(Lines of data)

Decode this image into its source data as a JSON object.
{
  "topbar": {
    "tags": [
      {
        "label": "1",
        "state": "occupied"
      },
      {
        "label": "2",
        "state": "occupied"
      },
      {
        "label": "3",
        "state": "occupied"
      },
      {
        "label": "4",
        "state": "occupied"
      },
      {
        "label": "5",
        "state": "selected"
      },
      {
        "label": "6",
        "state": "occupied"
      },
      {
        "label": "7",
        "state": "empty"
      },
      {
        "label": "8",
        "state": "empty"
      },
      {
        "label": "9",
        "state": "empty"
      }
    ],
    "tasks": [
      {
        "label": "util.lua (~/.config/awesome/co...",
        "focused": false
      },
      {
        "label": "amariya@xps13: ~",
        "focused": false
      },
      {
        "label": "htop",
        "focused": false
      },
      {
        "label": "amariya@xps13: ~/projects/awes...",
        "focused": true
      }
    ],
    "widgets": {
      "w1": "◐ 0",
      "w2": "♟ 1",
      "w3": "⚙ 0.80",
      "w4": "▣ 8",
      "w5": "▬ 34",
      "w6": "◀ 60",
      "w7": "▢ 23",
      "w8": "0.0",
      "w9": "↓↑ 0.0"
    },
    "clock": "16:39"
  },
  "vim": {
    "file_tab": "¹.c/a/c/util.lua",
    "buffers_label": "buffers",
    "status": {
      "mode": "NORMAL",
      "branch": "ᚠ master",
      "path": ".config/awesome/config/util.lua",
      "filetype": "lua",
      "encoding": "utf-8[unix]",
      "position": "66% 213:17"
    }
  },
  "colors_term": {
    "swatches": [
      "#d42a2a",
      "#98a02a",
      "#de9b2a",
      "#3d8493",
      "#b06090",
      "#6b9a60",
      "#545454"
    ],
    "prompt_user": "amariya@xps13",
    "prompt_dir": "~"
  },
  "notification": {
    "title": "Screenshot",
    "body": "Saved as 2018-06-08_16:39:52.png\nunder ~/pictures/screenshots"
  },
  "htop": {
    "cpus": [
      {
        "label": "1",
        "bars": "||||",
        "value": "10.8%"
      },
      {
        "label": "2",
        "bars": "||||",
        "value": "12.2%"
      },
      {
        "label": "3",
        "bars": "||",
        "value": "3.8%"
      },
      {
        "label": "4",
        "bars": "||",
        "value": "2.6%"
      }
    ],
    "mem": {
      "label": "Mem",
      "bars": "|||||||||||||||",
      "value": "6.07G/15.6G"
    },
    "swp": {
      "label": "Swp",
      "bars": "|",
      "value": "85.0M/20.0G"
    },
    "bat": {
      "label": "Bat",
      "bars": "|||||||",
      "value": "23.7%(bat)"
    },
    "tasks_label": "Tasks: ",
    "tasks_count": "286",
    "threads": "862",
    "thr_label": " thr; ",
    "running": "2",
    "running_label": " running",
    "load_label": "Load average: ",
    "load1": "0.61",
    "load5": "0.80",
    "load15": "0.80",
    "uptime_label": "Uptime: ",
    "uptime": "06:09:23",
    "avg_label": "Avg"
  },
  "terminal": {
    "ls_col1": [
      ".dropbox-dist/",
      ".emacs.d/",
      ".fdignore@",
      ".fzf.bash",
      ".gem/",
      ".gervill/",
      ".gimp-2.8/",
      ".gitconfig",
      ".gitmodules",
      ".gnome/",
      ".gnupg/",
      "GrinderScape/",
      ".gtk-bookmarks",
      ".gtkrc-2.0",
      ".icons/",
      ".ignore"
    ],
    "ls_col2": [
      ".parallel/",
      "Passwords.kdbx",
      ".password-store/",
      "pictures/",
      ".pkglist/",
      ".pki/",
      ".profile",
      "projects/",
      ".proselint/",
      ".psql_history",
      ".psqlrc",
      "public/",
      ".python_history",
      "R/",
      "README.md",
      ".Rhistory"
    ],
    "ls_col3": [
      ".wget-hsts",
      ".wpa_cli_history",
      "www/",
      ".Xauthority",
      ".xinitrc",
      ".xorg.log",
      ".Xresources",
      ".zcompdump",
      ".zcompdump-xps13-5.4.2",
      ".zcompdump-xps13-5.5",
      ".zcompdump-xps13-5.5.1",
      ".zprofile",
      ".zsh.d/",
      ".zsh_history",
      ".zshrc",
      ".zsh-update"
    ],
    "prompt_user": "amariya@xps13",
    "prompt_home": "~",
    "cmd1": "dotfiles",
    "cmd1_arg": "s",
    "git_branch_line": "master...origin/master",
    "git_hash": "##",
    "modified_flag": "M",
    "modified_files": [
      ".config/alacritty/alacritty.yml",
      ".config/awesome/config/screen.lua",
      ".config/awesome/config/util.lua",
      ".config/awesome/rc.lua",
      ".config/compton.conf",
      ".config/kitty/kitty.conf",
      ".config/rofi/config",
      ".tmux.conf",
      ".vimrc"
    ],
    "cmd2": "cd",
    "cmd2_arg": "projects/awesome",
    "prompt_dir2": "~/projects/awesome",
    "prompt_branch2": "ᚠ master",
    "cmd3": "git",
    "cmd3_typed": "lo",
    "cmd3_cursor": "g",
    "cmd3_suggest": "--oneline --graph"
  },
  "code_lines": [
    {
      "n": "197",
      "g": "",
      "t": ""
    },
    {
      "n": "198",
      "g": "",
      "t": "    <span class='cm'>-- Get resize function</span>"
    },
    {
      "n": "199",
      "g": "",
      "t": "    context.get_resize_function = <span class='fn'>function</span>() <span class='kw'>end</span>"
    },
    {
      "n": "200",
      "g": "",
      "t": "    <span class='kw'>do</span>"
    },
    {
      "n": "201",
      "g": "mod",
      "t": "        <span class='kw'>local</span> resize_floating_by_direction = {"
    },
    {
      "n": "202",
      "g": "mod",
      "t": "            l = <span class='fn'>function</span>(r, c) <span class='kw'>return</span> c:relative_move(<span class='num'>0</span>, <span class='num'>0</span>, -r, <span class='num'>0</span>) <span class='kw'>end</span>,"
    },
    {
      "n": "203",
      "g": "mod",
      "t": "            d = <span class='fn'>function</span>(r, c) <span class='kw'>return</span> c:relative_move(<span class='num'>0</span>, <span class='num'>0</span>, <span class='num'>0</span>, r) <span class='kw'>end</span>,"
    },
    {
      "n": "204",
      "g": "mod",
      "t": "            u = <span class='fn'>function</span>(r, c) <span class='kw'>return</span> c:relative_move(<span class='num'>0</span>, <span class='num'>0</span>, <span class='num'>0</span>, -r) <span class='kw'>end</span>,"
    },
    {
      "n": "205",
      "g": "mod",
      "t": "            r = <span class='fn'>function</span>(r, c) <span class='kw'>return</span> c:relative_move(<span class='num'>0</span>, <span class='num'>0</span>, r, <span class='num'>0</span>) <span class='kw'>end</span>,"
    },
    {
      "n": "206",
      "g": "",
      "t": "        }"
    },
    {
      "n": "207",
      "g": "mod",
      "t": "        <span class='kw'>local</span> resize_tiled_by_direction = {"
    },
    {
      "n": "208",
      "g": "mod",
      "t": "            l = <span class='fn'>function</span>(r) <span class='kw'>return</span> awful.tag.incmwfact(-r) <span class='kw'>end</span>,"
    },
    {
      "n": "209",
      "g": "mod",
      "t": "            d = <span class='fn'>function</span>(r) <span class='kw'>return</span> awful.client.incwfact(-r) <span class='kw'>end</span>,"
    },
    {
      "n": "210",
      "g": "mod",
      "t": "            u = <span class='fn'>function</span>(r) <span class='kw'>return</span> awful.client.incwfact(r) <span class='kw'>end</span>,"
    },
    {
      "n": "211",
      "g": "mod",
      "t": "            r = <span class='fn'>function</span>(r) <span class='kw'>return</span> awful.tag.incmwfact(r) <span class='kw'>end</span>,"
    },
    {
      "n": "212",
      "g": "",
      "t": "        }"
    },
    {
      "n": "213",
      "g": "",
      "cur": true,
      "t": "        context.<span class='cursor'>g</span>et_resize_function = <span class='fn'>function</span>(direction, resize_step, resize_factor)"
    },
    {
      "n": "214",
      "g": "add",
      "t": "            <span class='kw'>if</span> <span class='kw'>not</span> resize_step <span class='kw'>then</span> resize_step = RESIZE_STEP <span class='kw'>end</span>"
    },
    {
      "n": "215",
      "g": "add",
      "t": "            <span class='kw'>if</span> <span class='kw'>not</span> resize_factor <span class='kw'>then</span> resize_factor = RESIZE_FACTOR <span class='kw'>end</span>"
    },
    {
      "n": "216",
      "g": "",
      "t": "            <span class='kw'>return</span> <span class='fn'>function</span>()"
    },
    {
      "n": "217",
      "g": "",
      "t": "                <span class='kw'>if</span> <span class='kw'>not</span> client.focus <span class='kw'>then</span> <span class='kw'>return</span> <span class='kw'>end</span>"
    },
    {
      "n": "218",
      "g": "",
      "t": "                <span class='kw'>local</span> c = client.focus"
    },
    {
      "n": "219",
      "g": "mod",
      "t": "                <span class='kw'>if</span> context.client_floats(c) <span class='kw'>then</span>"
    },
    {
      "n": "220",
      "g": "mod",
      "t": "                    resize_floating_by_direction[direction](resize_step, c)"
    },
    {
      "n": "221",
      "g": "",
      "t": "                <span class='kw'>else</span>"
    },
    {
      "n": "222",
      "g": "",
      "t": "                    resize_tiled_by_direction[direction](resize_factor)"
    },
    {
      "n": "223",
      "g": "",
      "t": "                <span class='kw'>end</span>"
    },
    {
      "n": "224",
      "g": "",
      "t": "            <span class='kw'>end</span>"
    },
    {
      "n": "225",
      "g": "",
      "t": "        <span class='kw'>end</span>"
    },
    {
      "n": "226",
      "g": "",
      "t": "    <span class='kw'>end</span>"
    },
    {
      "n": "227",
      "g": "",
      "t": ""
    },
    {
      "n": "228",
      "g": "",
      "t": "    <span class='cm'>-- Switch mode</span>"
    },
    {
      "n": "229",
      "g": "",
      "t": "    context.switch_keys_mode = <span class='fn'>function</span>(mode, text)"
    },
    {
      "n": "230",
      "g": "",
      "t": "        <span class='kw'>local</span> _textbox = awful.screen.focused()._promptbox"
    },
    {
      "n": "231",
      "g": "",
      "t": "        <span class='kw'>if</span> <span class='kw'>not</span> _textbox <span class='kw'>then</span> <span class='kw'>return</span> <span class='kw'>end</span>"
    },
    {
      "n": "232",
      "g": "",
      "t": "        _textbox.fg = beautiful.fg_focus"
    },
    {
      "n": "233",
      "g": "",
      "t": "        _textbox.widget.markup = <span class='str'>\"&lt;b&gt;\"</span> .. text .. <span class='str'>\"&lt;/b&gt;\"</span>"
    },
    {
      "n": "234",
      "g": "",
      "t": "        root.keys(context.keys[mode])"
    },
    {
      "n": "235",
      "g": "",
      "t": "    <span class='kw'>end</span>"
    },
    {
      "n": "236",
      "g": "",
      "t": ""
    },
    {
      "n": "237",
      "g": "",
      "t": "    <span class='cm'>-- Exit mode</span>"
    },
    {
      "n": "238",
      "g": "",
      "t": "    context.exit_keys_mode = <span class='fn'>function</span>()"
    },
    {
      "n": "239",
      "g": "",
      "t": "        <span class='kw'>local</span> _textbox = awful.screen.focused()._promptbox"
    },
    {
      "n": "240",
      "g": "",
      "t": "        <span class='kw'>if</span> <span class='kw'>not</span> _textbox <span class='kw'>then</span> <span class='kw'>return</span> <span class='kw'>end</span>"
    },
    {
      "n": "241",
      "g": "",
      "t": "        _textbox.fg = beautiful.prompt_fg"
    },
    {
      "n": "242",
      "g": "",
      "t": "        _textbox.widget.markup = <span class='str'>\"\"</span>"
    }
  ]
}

Written request = Gather each line in the data that holds the string "then".

Solution =
      "t": "            <span class='kw'>if</span> <span class='kw'>not</span> resize_step <span class='kw'>then</span> resize_step = RESIZE_STEP <span class='kw'>end</span>"
      "t": "            <span class='kw'>if</span> <span class='kw'>not</span> resize_factor <span class='kw'>then</span> resize_factor = RESIZE_FACTOR <span class='kw'>end</span>"
      "t": "                <span class='kw'>if</span> <span class='kw'>not</span> client.focus <span class='kw'>then</span> <span class='kw'>return</span> <span class='kw'>end</span>"
      "t": "                <span class='kw'>if</span> context.client_floats(c) <span class='kw'>then</span>"
      "t": "        <span class='kw'>if</span> <span class='kw'>not</span> _textbox <span class='kw'>then</span> <span class='kw'>return</span> <span class='kw'>end</span>"
      "t": "        <span class='kw'>if</span> <span class='kw'>not</span> _textbox <span class='kw'>then</span> <span class='kw'>return</span> <span class='kw'>end</span>"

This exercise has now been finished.